▶ **What you should do**: Filter the entries below, keeping only lines with the word "pressure".

▶ **Records shown**:
········

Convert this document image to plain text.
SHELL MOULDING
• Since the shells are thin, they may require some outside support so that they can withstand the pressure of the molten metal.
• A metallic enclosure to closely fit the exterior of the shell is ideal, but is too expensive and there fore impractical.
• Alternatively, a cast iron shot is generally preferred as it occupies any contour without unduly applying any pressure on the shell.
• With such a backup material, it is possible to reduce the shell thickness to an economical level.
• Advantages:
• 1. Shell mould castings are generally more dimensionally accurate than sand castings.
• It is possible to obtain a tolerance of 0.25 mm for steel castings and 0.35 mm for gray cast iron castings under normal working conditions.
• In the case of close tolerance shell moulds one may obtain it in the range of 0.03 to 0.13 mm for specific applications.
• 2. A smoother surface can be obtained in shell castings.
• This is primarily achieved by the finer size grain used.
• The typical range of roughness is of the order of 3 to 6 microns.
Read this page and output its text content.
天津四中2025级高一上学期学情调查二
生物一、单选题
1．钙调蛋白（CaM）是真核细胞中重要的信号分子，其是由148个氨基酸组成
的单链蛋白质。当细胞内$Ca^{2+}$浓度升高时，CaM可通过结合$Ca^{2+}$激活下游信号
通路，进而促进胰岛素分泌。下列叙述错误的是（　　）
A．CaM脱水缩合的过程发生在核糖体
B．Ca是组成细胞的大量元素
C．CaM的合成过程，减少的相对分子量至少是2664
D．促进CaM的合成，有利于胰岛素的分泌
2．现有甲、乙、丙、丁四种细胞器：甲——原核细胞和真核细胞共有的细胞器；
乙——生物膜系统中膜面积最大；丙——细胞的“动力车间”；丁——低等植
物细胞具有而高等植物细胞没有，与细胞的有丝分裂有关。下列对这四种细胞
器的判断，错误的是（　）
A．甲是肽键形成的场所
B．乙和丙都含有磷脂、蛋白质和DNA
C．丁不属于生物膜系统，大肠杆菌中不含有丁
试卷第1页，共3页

········

▶ **Solution for this exercise**:
• Since the shells are thin, they may require some outside support so that they can withstand the pressure of the molten metal.
• Alternatively, a cast iron shot is generally preferred as it occupies any contour without unduly applying any pressure on the shell.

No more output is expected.